- _Records from a data source_
+ + + + + + +

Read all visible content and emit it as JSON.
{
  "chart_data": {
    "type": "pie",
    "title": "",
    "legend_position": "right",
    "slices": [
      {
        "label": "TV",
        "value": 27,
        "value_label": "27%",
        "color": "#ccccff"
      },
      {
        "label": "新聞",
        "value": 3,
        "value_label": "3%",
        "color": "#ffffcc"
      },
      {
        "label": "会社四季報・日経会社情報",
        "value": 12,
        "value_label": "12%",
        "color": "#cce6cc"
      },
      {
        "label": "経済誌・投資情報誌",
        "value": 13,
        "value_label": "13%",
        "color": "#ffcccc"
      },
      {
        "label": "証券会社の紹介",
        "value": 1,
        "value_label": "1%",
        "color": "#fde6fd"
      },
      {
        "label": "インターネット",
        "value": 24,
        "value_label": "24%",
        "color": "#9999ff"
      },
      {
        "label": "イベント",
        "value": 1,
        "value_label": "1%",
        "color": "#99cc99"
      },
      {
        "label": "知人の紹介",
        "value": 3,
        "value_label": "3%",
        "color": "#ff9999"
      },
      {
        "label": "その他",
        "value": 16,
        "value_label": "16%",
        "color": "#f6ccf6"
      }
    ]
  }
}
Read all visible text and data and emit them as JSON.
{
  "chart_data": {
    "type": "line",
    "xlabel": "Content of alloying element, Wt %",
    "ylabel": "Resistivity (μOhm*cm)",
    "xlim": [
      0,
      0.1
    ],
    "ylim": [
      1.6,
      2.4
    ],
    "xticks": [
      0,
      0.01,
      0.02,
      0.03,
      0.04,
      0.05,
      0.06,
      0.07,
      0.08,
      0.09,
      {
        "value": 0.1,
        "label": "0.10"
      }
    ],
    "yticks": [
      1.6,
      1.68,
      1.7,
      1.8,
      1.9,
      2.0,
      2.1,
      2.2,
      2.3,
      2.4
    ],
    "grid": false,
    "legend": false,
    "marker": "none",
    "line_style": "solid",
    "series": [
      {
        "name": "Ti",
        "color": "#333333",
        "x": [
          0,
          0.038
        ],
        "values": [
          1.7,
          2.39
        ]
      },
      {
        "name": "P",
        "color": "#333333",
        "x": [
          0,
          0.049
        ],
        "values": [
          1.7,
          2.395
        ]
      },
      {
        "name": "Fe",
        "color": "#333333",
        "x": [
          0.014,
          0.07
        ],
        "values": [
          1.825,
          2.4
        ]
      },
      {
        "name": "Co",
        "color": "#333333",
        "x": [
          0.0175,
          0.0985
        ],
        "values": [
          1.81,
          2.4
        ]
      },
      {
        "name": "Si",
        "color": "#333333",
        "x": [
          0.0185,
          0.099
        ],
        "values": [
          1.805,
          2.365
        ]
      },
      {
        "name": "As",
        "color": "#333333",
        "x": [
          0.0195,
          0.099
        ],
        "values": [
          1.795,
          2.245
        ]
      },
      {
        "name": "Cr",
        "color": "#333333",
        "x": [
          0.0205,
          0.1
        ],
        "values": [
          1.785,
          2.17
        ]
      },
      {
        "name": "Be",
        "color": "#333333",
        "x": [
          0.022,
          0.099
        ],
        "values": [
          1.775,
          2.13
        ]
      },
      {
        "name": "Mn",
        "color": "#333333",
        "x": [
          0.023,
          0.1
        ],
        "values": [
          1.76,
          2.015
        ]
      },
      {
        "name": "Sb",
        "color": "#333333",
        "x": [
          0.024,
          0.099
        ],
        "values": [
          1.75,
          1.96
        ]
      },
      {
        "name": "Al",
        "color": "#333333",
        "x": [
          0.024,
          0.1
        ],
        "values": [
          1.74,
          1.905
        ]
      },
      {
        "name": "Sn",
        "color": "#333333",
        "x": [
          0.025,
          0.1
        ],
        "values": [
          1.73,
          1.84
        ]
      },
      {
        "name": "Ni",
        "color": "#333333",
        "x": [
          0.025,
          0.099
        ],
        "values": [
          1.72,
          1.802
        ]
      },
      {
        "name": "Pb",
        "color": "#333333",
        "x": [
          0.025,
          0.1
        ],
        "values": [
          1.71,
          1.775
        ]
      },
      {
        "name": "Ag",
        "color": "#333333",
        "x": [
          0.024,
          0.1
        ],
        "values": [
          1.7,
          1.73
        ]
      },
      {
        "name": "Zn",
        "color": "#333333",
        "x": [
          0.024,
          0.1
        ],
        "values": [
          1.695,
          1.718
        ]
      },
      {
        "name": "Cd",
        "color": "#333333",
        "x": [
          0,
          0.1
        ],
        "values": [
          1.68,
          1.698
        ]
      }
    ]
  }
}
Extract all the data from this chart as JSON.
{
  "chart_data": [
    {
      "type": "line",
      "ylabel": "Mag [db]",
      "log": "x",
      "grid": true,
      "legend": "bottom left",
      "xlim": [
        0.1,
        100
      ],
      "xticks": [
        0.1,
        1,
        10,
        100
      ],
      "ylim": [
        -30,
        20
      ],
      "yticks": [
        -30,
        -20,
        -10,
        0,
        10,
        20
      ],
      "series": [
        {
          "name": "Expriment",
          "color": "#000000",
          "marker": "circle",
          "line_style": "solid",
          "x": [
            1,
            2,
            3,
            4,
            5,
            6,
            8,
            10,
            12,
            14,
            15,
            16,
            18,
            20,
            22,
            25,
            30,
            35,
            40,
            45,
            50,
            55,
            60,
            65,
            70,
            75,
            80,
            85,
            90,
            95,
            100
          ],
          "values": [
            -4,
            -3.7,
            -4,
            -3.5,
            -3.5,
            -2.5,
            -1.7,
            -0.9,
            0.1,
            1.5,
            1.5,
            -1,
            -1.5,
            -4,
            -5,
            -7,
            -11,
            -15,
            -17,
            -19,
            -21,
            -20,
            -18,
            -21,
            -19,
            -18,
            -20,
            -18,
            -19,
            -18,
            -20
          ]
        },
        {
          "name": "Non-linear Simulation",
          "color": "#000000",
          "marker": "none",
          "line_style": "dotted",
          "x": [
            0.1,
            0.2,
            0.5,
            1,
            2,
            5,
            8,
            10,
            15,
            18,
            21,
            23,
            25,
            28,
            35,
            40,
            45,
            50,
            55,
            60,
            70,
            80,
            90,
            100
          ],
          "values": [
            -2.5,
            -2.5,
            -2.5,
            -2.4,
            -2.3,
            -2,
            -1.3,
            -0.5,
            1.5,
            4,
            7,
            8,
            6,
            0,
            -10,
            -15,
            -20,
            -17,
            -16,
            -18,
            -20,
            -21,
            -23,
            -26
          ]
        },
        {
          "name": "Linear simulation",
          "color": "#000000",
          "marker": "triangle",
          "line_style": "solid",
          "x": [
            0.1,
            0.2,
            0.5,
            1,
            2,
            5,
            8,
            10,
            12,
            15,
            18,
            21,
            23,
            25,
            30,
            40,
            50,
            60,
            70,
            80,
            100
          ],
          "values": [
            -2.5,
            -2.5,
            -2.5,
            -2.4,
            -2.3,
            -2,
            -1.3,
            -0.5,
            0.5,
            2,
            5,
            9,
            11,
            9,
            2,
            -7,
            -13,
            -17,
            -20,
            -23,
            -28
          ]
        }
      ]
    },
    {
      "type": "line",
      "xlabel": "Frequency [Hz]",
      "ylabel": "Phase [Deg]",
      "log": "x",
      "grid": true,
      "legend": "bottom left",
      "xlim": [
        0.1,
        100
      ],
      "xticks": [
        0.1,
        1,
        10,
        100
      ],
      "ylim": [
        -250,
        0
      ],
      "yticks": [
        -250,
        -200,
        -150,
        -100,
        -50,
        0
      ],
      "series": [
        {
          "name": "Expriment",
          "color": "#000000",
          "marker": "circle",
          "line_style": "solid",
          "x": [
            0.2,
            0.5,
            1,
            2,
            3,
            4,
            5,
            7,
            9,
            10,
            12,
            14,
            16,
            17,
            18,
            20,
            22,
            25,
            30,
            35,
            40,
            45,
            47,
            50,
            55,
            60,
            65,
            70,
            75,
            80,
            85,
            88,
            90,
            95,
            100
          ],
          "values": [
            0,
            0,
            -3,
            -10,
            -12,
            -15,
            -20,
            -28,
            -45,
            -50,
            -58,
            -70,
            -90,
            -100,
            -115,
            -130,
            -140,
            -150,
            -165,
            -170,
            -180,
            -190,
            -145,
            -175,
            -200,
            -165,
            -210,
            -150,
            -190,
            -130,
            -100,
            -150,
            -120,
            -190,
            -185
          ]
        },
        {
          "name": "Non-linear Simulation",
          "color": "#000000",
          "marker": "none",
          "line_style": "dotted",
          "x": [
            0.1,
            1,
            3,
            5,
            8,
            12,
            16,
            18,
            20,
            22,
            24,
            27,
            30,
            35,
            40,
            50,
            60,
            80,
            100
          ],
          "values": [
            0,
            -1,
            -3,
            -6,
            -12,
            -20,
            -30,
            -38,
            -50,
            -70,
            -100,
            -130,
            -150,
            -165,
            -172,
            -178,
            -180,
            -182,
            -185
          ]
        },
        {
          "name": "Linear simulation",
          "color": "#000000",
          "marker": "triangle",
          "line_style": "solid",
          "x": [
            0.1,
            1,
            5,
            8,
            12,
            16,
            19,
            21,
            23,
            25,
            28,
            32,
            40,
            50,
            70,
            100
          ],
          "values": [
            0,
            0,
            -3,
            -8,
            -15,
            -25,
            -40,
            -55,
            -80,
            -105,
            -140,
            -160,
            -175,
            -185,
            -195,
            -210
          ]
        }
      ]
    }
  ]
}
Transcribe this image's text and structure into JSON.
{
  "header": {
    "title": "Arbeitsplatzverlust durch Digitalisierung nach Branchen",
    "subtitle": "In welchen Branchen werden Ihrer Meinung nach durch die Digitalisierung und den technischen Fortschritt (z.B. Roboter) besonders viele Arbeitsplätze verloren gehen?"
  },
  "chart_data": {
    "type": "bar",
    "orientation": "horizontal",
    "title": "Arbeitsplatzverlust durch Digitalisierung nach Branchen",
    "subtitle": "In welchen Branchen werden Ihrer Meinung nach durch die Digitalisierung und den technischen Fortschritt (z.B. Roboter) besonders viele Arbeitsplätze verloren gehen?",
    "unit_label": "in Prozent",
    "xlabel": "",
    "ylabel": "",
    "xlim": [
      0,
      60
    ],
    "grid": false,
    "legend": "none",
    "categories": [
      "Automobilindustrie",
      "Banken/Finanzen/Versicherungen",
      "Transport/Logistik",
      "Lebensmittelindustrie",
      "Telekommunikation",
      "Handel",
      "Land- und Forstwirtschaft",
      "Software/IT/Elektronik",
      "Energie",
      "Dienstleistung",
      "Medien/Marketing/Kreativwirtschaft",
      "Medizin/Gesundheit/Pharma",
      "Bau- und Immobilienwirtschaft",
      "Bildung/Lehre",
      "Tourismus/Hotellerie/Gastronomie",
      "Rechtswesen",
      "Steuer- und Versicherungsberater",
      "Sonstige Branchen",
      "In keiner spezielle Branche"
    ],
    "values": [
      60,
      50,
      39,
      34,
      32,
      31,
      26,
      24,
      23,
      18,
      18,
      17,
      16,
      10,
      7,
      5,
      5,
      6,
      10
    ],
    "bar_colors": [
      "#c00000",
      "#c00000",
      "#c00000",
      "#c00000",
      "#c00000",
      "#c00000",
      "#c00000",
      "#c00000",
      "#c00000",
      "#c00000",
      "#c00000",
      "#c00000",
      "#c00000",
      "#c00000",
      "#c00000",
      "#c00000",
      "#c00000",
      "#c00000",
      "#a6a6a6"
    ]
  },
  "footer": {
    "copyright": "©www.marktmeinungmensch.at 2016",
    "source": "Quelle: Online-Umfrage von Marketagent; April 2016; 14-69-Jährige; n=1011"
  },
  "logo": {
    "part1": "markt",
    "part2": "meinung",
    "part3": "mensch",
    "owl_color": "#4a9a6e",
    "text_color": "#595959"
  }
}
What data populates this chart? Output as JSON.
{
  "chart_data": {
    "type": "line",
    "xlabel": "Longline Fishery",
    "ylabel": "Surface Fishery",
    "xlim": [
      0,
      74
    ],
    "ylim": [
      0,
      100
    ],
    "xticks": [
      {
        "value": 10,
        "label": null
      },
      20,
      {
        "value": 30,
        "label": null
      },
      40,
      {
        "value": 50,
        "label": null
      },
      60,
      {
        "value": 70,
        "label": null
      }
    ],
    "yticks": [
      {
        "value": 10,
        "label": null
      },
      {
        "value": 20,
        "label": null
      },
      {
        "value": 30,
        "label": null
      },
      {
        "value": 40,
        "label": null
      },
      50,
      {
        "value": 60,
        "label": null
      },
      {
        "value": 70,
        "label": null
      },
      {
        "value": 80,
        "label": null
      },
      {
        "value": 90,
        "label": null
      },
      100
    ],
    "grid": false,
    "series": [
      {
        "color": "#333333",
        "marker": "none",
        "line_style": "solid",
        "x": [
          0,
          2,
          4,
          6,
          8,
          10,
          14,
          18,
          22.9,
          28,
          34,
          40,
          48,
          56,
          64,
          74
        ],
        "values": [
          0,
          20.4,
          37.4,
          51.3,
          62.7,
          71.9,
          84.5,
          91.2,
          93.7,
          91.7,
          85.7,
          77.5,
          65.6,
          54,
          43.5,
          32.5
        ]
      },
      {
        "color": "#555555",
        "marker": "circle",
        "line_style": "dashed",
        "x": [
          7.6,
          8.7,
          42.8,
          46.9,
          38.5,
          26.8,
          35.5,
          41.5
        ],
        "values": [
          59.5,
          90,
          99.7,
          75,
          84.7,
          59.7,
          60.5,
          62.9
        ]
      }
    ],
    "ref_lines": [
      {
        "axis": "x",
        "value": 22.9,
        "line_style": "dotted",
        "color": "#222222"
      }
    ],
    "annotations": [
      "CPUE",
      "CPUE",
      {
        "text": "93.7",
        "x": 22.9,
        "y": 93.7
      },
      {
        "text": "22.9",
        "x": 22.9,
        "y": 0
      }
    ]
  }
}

+ + + + + + +

- _What the task requires_
Among the lines above, determine how many hold the word "Branchen"; report the figure alone.

- _Result below_
5